• To be done: In the listing below, locate the lines that hold "nurse" and copy them.

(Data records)

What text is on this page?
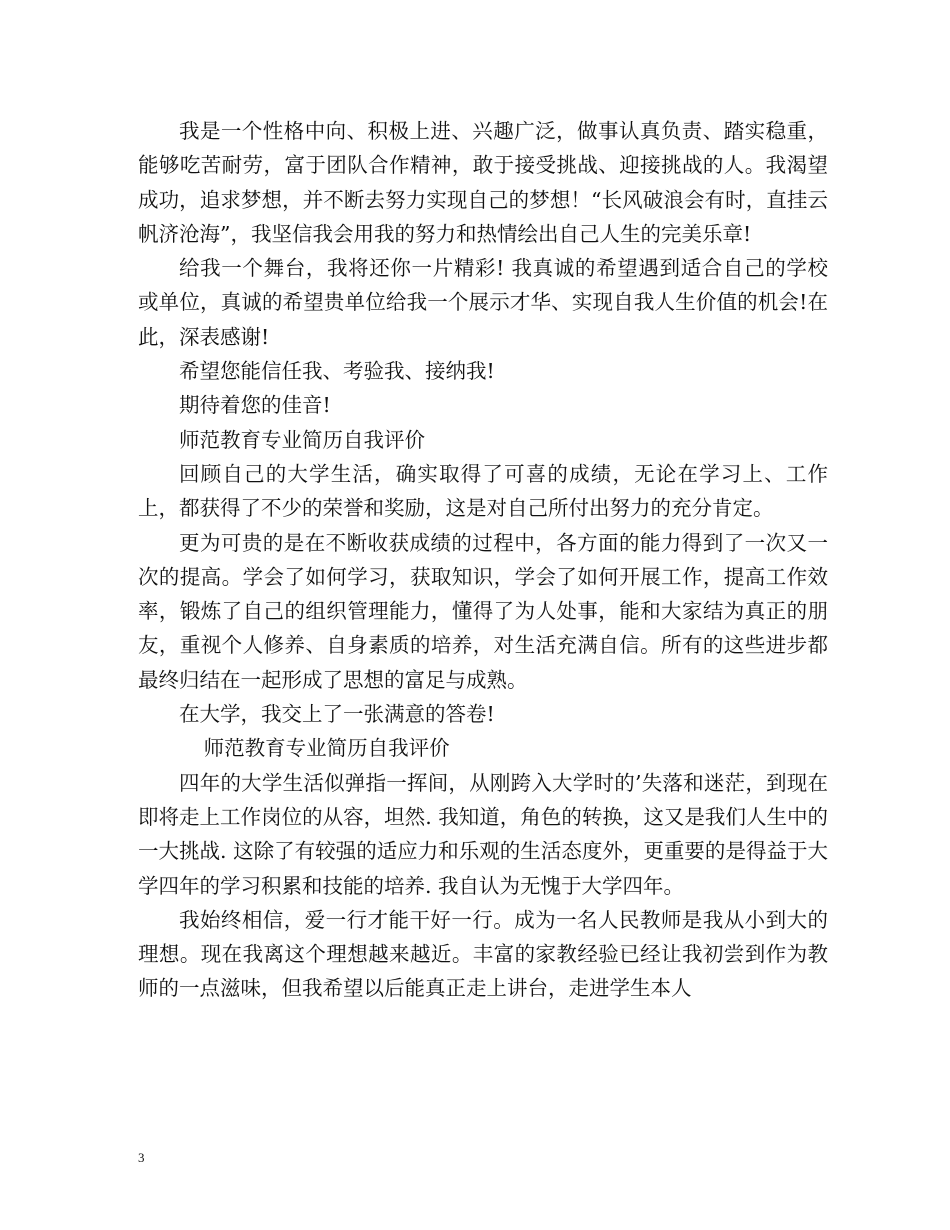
我是一个性格中向、积极上进、兴趣广泛，做事认真负责、踏实稳重，能够吃苦耐劳，富于团队合作精神，敢于接受挑战、迎接挑战的人。我渴望成功，追求梦想，并不断去努力实现自己的梦想！“长风破浪会有时，直挂云帆济沧海”，我坚信我会用我的努力和热情绘出自己人生的完美乐章!

给我一个舞台，我将还你一片精彩! 我真诚的希望遇到适合自己的学校或单位，真诚的希望贵单位给我一个展示才华、实现自我人生价值的机会!在此，深表感谢!

希望您能信任我、考验我、接纳我!

期待着您的佳音!

师范教育专业简历自我评价

回顾自己的大学生活，确实取得了可喜的成绩，无论在学习上、工作上，都获得了不少的荣誉和奖励，这是对自己所付出努力的充分肯定。

更为可贵的是在不断收获成绩的过程中，各方面的能力得到了一次又一次的提高。学会了如何学习，获取知识，学会了如何开展工作，提高工作效率，锻炼了自己的组织管理能力，懂得了为人处事，能和大家结为真正的朋友，重视个人修养、自身素质的培养，对生活充满自信。所有的这些进步都最终归结在一起形成了思想的富足与成熟。

在大学，我交上了一张满意的答卷!

师范教育专业简历自我评价

四年的大学生活似弹指一挥间，从刚跨入大学时的’失落和迷茫，到现在即将走上工作岗位的从容，坦然. 我知道，角色的转换，这又是我们人生中的一大挑战. 这除了有较强的适应力和乐观的生活态度外，更重要的是得益于大学四年的学习积累和技能的培养. 我自认为无愧于大学四年。

我始终相信，爱一行才能干好一行。成为一名人民教师是我从小到大的理想。现在我离这个理想越来越近。丰富的家教经验已经让我初尝到作为教师的一点滋味，但我希望以后能真正走上讲台，走进学生本人

3
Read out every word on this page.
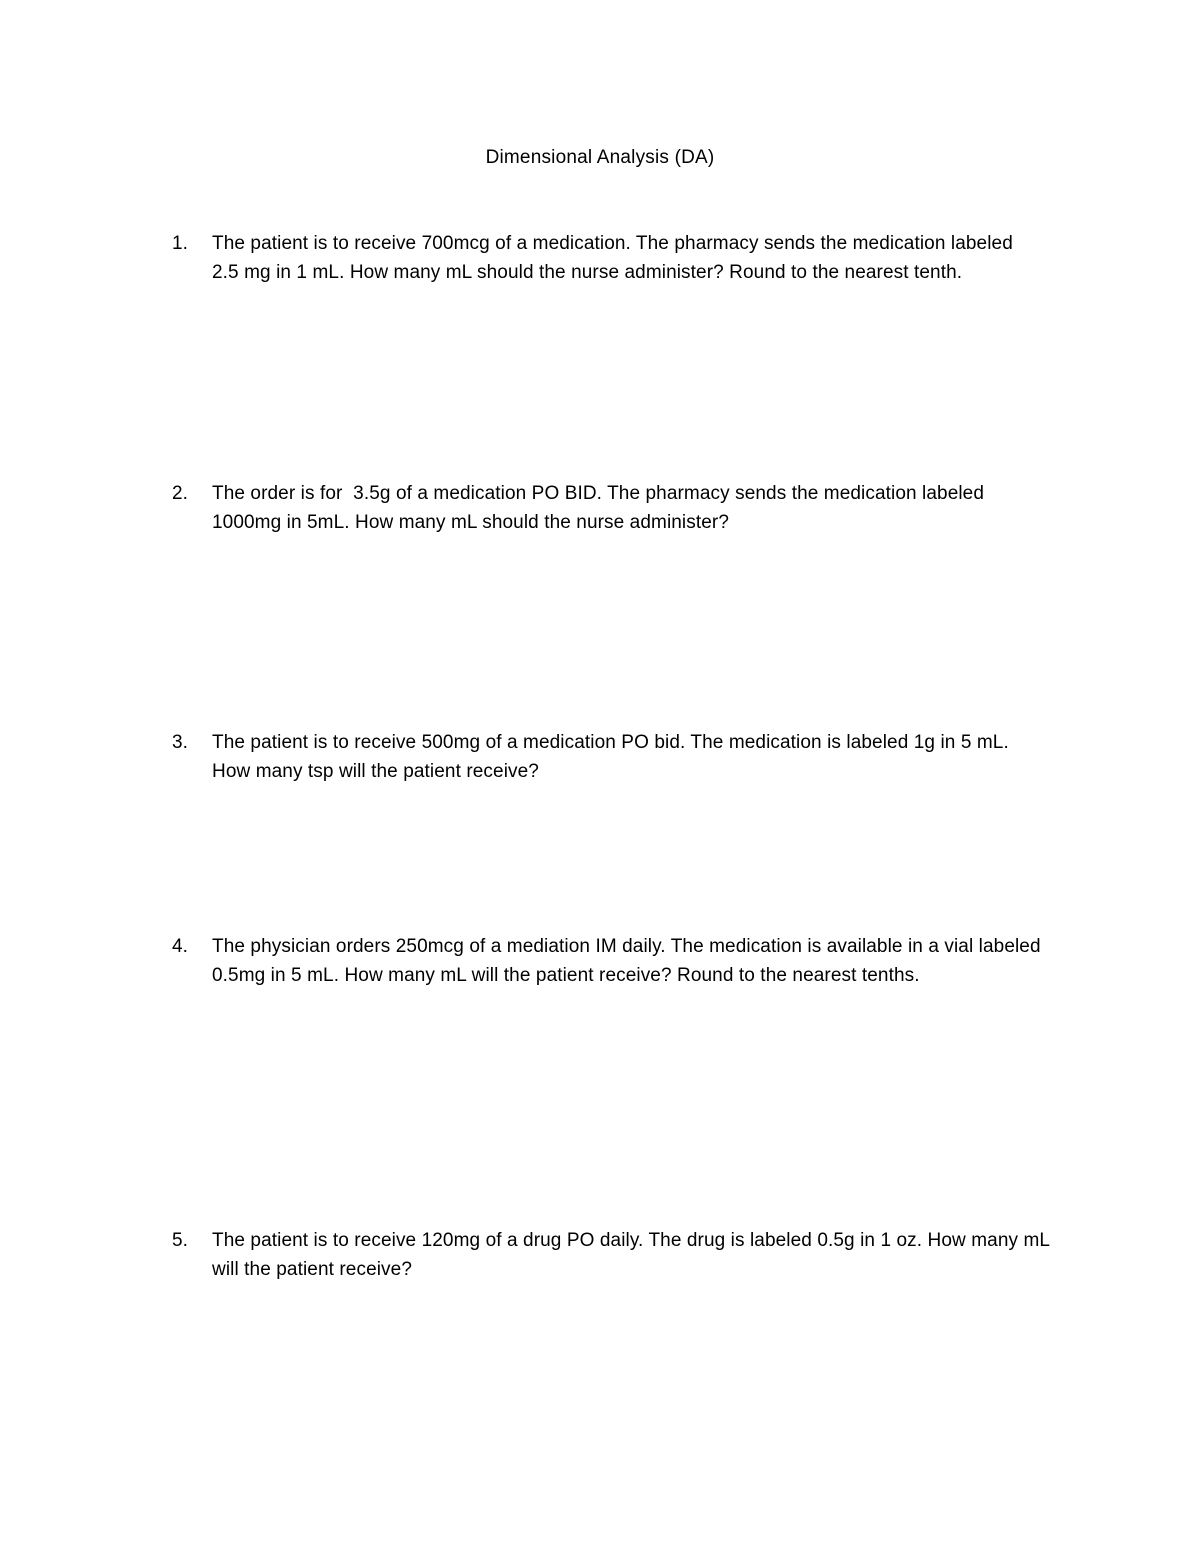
Dimensional Analysis (DA)
1.	The patient is to receive 700mcg of a medication. The pharmacy sends the medication labeled
2.5 mg in 1 mL. How many mL should the nurse administer? Round to the nearest tenth.
2.	The order is for  3.5g of a medication PO BID. The pharmacy sends the medication labeled
1000mg in 5mL. How many mL should the nurse administer?
3.	The patient is to receive 500mg of a medication PO bid. The medication is labeled 1g in 5 mL.
How many tsp will the patient receive?
4.	The physician orders 250mcg of a mediation IM daily. The medication is available in a vial labeled
0.5mg in 5 mL. How many mL will the patient receive? Round to the nearest tenths.
5.	The patient is to receive 120mg of a drug PO daily. The drug is labeled 0.5g in 1 oz. How many mL
will the patient receive?
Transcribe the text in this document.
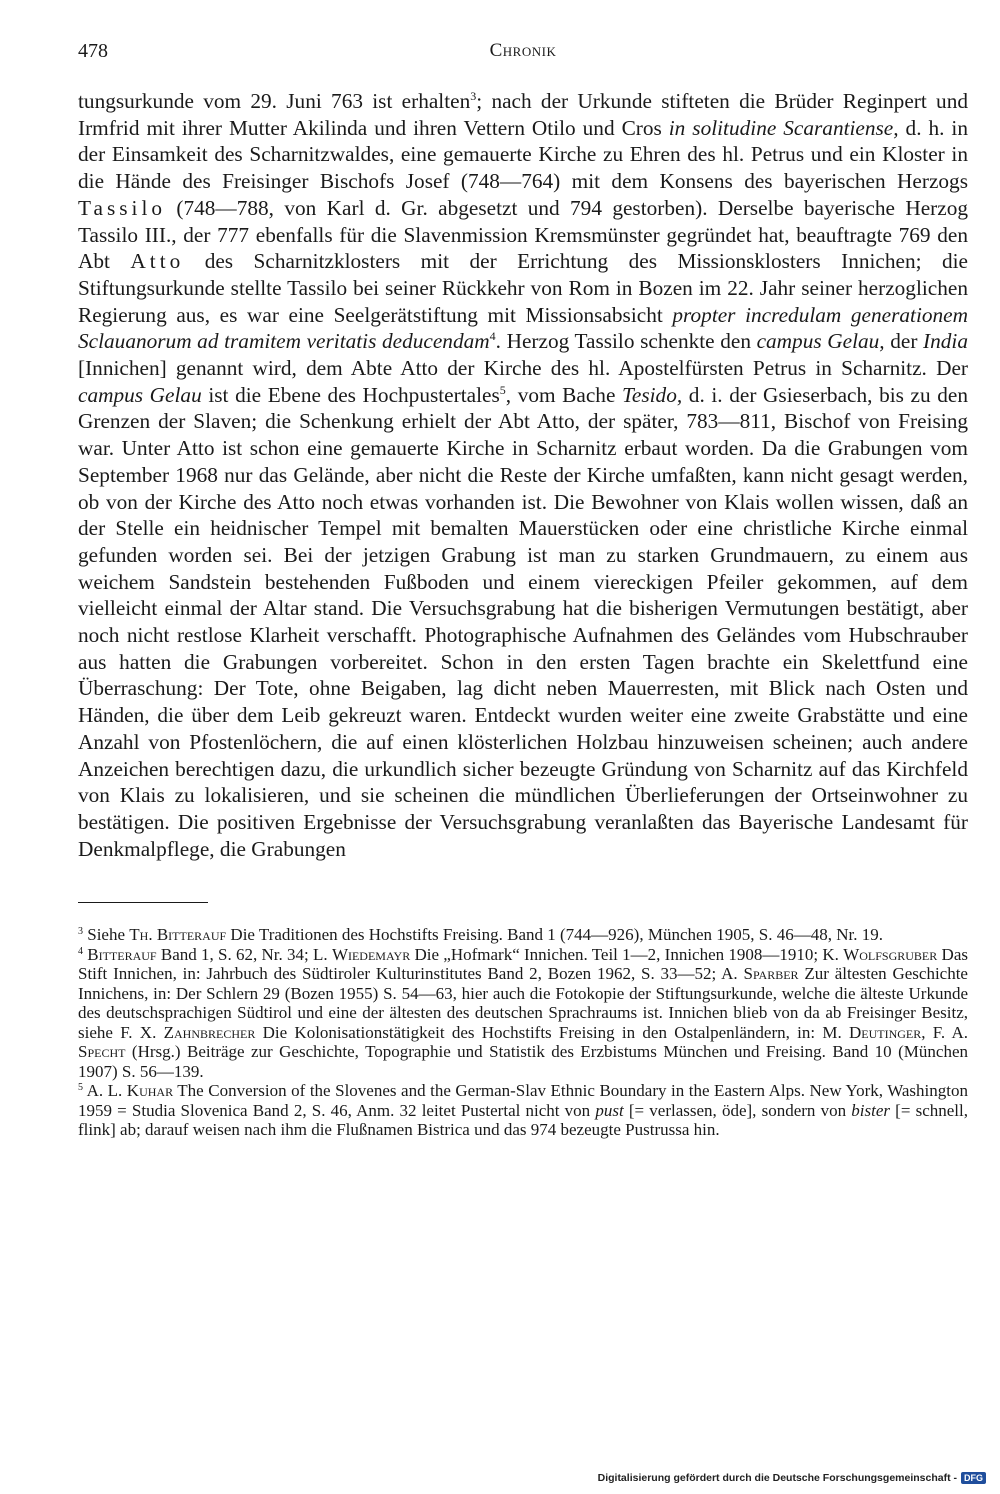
478	Chronik

tungsurkunde vom 29. Juni 763 ist erhalten$^3$; nach der Urkunde stifteten die Brüder Reginpert und Irmfrid mit ihrer Mutter Akilinda und ihren Vettern Otilo und Cros in solitudine Scarantiense, d. h. in der Einsamkeit des Scharnitzwaldes, eine gemauerte Kirche zu Ehren des hl. Petrus und ein Kloster in die Hände des Freisinger Bischofs Josef (748—764) mit dem Konsens des bayerischen Herzogs Tassilo (748—788, von Karl d. Gr. abgesetzt und 794 gestorben). Derselbe bayerische Herzog Tassilo III., der 777 ebenfalls für die Slavenmission Kremsmünster gegründet hat, beauftragte 769 den Abt Atto des Scharnitzklosters mit der Errichtung des Missionsklosters Innichen; die Stiftungsurkunde stellte Tassilo bei seiner Rückkehr von Rom in Bozen im 22. Jahr seiner herzoglichen Regierung aus, es war eine Seelgerätstiftung mit Missionsabsicht propter incredulam generationem Sclauanorum ad tramitem veritatis deducendam$^4$. Herzog Tassilo schenkte den campus Gelau, der India [Innichen] genannt wird, dem Abte Atto der Kirche des hl. Apostelfürsten Petrus in Scharnitz. Der campus Gelau ist die Ebene des Hochpustertales$^5$, vom Bache Tesido, d. i. der Gsieserbach, bis zu den Grenzen der Slaven; die Schenkung erhielt der Abt Atto, der später, 783—811, Bischof von Freising war. Unter Atto ist schon eine gemauerte Kirche in Scharnitz erbaut worden. Da die Grabungen vom September 1968 nur das Gelände, aber nicht die Reste der Kirche umfaßten, kann nicht gesagt werden, ob von der Kirche des Atto noch etwas vorhanden ist. Die Bewohner von Klais wollen wissen, daß an der Stelle ein heidnischer Tempel mit bemalten Mauerstücken oder eine christliche Kirche einmal gefunden worden sei. Bei der jetzigen Grabung ist man zu starken Grundmauern, zu einem aus weichem Sandstein bestehenden Fußboden und einem viereckigen Pfeiler gekommen, auf dem vielleicht einmal der Altar stand. Die Versuchsgrabung hat die bisherigen Vermutungen bestätigt, aber noch nicht restlose Klarheit verschafft. Photographische Aufnahmen des Geländes vom Hubschrauber aus hatten die Grabungen vorbereitet. Schon in den ersten Tagen brachte ein Skelettfund eine Überraschung: Der Tote, ohne Beigaben, lag dicht neben Mauerresten, mit Blick nach Osten und Händen, die über dem Leib gekreuzt waren. Entdeckt wurden weiter eine zweite Grabstätte und eine Anzahl von Pfostenlöchern, die auf einen klösterlichen Holzbau hinzuweisen scheinen; auch andere Anzeichen berechtigen dazu, die urkundlich sicher bezeugte Gründung von Scharnitz auf das Kirchfeld von Klais zu lokalisieren, und sie scheinen die mündlichen Überlieferungen der Ortseinwohner zu bestätigen. Die positiven Ergebnisse der Versuchsgrabung veranlaßten das Bayerische Landesamt für Denkmalpflege, die Grabungen

$^3$ Siehe Th. Bitterauf Die Traditionen des Hochstifts Freising. Band 1 (744—926), München 1905, S. 46—48, Nr. 19.

$^4$ Bitterauf Band 1, S. 62, Nr. 34; L. Wiedemayr Die „Hofmark“ Innichen. Teil 1—2, Innichen 1908—1910; K. Wolfsgruber Das Stift Innichen, in: Jahrbuch des Südtiroler Kulturinstitutes Band 2, Bozen 1962, S. 33—52; A. Sparber Zur ältesten Geschichte Innichens, in: Der Schlern 29 (Bozen 1955) S. 54—63, hier auch die Fotokopie der Stiftungsurkunde, welche die älteste Urkunde des deutschsprachigen Südtirol und eine der ältesten des deutschen Sprachraums ist. Innichen blieb von da ab Freisinger Besitz, siehe F. X. Zahnbrecher Die Kolonisationstätigkeit des Hochstifts Freising in den Ostalpenländern, in: M. Deutinger, F. A. Specht (Hrsg.) Beiträge zur Geschichte, Topographie und Statistik des Erzbistums München und Freising. Band 10 (München 1907) S. 56—139.

$^5$ A. L. Kuhar The Conversion of the Slovenes and the German-Slav Ethnic Boundary in the Eastern Alps. New York, Washington 1959 = Studia Slovenica Band 2, S. 46, Anm. 32 leitet Pustertal nicht von pust [= verlassen, öde], sondern von bister [= schnell, flink] ab; darauf weisen nach ihm die Flußnamen Bistrica und das 974 bezeugte Pustrussa hin.

Digitalisierung gefördert durch die Deutsche Forschungsgemeinschaft - DFG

• Result of this exercise:
2.5 mg in 1 mL. How many mL should the nurse administer? Round to the nearest tenth.
1000mg in 5mL. How many mL should the nurse administer?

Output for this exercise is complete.